Job
Would you restate all the data that follows, word for word?
>> start Records supplied
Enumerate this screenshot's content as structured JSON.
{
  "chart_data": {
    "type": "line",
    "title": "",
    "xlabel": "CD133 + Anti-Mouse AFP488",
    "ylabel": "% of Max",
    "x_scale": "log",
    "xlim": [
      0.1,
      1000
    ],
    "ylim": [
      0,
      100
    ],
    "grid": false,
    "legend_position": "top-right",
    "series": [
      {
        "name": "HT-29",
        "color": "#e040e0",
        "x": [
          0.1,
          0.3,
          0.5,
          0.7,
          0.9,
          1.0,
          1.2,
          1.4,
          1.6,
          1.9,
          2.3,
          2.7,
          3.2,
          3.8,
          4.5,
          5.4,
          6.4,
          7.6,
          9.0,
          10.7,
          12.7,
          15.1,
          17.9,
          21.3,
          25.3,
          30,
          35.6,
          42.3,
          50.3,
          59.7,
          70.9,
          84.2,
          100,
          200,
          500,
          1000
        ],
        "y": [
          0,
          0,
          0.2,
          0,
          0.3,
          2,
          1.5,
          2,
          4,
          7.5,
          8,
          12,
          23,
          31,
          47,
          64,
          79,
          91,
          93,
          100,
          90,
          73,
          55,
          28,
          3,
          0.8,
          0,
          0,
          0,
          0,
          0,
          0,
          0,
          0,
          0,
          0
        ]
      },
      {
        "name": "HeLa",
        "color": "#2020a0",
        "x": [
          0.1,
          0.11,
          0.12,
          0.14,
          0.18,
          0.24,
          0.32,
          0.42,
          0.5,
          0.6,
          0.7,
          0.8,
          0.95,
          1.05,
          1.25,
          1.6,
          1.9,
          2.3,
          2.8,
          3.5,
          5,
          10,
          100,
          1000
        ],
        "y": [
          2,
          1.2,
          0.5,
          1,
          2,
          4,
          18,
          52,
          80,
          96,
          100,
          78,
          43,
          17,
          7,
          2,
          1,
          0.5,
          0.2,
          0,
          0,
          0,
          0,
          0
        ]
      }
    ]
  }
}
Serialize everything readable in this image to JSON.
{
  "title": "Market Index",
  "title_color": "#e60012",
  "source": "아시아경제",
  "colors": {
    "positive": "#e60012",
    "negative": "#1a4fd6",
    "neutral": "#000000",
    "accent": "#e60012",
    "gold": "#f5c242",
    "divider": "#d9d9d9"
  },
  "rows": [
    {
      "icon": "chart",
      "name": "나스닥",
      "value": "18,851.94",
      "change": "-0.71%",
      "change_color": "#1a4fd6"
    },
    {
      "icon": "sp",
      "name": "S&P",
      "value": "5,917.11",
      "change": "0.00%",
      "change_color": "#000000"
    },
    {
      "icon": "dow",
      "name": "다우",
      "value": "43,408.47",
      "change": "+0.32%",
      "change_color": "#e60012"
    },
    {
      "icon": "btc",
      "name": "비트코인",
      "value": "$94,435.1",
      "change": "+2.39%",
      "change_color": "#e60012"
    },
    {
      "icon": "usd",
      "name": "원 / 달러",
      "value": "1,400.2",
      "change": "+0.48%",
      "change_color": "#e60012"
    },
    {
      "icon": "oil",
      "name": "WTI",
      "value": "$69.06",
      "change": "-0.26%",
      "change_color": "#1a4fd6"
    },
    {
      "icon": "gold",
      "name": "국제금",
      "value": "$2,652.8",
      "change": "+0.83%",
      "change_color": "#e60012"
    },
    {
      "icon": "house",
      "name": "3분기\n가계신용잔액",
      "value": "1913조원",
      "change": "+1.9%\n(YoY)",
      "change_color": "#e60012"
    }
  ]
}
>> end Records supplied
Output of the task
Enumerate this screenshot's content as structured JSON.
{
  "chart_data": {
    "type": "line",
    "title": "",
    "xlabel": "CD133 + Anti-Mouse AFP488",
    "ylabel": "% of Max",
    "x_scale": "log",
    "xlim": [
      0.1,
      1000
    ],
    "ylim": [
      0,
      100
    ],
    "grid": false,
    "legend_position": "top-right",
    "series": [
      {
        "name": "HT-29",
        "color": "#e040e0",
        "x": [
          0.1,
          0.3,
          0.5,
          0.7,
          0.9,
          1.0,
          1.2,
          1.4,
          1.6,
          1.9,
          2.3,
          2.7,
          3.2,
          3.8,
          4.5,
          5.4,
          6.4,
          7.6,
          9.0,
          10.7,
          12.7,
          15.1,
          17.9,
          21.3,
          25.3,
          30,
          35.6,
          42.3,
          50.3,
          59.7,
          70.9,
          84.2,
          100,
          200,
          500,
          1000
        ],
        "y": [
          0,
          0,
          0.2,
          0,
          0.3,
          2,
          1.5,
          2,
          4,
          7.5,
          8,
          12,
          23,
          31,
          47,
          64,
          79,
          91,
          93,
          100,
          90,
          73,
          55,
          28,
          3,
          0.8,
          0,
          0,
          0,
          0,
          0,
          0,
          0,
          0,
          0,
          0
        ]
      },
      {
        "name": "HeLa",
        "color": "#2020a0",
        "x": [
          0.1,
          0.11,
          0.12,
          0.14,
          0.18,
          0.24,
          0.32,
          0.42,
          0.5,
          0.6,
          0.7,
          0.8,
          0.95,
          1.05,
          1.25,
          1.6,
          1.9,
          2.3,
          2.8,
          3.5,
          5,
          10,
          100,
          1000
        ],
        "y": [
          2,
          1.2,
          0.5,
          1,
          2,
          4,
          18,
          52,
          80,
          96,
          100,
          78,
          43,
          17,
          7,
          2,
          1,
          0.5,
          0.2,
          0,
          0,
          0,
          0,
          0
        ]
      }
    ]
  }
}
Serialize everything readable in this image to JSON.
{
  "title": "Market Index",
  "title_color": "#e60012",
  "source": "아시아경제",
  "colors": {
    "positive": "#e60012",
    "negative": "#1a4fd6",
    "neutral": "#000000",
    "accent": "#e60012",
    "gold": "#f5c242",
    "divider": "#d9d9d9"
  },
  "rows": [
    {
      "icon": "chart",
      "name": "나스닥",
      "value": "18,851.94",
      "change": "-0.71%",
      "change_color": "#1a4fd6"
    },
    {
      "icon": "sp",
      "name": "S&P",
      "value": "5,917.11",
      "change": "0.00%",
      "change_color": "#000000"
    },
    {
      "icon": "dow",
      "name": "다우",
      "value": "43,408.47",
      "change": "+0.32%",
      "change_color": "#e60012"
    },
    {
      "icon": "btc",
      "name": "비트코인",
      "value": "$94,435.1",
      "change": "+2.39%",
      "change_color": "#e60012"
    },
    {
      "icon": "usd",
      "name": "원 / 달러",
      "value": "1,400.2",
      "change": "+0.48%",
      "change_color": "#e60012"
    },
    {
      "icon": "oil",
      "name": "WTI",
      "value": "$69.06",
      "change": "-0.26%",
      "change_color": "#1a4fd6"
    },
    {
      "icon": "gold",
      "name": "국제금",
      "value": "$2,652.8",
      "change": "+0.83%",
      "change_color": "#e60012"
    },
    {
      "icon": "house",
      "name": "3분기\n가계신용잔액",
      "value": "1913조원",
      "change": "+1.9%\n(YoY)",
      "change_color": "#e60012"
    }
  ]
}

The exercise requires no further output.